-- start of Dataset rows --

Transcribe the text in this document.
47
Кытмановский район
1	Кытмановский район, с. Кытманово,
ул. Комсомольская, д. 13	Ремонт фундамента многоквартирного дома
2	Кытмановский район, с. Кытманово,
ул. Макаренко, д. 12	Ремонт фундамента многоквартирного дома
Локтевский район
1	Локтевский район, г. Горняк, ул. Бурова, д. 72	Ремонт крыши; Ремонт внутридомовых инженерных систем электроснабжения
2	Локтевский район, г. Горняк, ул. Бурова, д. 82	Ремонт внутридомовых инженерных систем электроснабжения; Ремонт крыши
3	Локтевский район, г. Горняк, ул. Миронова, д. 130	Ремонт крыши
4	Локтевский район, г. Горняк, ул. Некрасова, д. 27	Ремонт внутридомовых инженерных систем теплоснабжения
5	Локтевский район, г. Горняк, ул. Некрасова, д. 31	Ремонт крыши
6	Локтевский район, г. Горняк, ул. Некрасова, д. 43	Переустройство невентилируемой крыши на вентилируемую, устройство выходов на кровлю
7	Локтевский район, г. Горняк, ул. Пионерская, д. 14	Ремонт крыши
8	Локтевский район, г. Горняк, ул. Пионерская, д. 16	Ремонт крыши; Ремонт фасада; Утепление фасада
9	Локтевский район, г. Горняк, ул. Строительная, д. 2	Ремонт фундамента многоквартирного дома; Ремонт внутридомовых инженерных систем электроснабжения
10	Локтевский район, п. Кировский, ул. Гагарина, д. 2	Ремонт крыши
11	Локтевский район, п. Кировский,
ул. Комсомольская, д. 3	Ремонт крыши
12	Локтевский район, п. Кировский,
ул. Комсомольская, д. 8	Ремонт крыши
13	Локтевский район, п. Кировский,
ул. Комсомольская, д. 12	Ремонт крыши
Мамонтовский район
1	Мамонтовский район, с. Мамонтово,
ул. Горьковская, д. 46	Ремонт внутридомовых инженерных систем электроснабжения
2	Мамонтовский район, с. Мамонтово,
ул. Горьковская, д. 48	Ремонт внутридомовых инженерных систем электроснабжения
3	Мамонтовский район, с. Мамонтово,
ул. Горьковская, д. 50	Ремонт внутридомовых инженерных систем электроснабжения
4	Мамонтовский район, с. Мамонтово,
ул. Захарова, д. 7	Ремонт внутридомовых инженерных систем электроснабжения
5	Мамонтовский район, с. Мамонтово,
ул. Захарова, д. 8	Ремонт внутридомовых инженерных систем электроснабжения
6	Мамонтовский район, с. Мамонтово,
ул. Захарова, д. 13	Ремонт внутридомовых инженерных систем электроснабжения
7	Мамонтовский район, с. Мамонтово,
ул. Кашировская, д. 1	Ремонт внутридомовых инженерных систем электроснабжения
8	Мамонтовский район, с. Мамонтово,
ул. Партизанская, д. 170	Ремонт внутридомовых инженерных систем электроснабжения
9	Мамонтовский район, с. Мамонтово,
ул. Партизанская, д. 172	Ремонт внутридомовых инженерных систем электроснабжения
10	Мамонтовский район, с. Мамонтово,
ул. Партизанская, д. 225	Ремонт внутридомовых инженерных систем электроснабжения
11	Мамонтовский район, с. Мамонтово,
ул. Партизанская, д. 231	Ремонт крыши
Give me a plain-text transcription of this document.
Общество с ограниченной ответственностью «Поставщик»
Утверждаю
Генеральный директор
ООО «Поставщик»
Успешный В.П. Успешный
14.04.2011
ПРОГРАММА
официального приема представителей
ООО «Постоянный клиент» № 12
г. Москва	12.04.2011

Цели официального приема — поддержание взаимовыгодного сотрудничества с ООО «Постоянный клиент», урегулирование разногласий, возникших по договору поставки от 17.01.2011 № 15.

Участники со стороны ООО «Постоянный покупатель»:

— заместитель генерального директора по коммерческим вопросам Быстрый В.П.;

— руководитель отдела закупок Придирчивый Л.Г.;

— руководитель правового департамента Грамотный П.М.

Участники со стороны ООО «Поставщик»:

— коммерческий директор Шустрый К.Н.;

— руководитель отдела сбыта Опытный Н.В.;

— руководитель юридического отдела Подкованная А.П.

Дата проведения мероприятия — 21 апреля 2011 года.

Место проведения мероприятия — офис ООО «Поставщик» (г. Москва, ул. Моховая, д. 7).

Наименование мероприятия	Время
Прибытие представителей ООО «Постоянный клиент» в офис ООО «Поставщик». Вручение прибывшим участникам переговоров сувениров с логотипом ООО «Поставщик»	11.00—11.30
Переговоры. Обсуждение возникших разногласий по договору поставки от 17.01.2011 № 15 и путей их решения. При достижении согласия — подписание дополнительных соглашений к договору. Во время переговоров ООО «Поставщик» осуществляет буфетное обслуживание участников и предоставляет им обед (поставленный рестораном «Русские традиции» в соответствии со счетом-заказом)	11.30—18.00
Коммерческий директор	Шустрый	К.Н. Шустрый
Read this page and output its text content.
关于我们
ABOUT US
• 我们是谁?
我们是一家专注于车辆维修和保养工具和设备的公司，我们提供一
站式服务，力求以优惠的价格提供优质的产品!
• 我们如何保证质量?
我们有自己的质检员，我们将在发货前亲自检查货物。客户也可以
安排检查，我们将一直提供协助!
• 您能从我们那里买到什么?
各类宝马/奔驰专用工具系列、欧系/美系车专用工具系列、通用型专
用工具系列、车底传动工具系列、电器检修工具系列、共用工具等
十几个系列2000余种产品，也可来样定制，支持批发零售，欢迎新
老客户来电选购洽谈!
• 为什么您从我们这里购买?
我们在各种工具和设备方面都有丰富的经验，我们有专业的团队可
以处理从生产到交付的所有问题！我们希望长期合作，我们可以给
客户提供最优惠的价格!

-- end of Dataset rows --

List the lines of the records where "руководитель" occurs.

— руководитель отдела закупок Придирчивый Л.Г.;
— руководитель правового департамента Грамотный П.М.
— руководитель отдела сбыта Опытный Н.В.;
— руководитель юридического отдела Подкованная А.П.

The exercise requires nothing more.